Task directions> Select the lines that hold the word "with" and copy each one.

Records supplied>
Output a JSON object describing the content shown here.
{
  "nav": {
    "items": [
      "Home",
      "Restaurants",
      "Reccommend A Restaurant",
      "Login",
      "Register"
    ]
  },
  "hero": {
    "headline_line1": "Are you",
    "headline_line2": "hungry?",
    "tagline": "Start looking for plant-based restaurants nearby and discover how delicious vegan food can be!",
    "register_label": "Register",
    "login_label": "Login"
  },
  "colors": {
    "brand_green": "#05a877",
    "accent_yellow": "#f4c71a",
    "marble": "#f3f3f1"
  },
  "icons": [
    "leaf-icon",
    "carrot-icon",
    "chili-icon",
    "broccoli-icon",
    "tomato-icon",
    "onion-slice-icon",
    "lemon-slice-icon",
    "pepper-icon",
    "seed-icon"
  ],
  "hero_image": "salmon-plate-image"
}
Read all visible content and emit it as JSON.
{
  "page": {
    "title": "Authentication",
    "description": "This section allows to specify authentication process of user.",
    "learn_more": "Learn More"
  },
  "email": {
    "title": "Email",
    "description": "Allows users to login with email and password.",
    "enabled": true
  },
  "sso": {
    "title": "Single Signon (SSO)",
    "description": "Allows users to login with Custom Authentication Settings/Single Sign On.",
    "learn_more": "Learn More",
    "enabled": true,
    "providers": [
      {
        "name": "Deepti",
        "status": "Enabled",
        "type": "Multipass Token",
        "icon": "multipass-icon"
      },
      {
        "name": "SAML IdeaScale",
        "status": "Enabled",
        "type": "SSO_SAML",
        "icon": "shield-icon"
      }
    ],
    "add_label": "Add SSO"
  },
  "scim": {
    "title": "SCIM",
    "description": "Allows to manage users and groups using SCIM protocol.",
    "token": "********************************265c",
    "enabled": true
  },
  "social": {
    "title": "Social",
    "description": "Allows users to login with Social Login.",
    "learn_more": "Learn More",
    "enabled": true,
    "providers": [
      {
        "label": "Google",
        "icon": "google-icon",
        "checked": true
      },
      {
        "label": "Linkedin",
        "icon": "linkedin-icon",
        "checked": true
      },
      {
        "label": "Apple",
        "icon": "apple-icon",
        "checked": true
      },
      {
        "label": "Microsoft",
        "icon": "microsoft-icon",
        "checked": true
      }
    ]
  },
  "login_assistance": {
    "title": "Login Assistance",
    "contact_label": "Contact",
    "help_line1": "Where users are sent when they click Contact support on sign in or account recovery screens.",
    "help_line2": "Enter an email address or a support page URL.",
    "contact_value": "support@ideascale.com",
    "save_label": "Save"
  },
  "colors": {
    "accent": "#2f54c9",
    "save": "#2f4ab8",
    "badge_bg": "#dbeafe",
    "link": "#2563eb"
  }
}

Completed exercise>
    "description": "Allows users to login with email and password.",
    "description": "Allows users to login with Custom Authentication Settings/Single Sign On.",
    "description": "Allows users to login with Social Login.",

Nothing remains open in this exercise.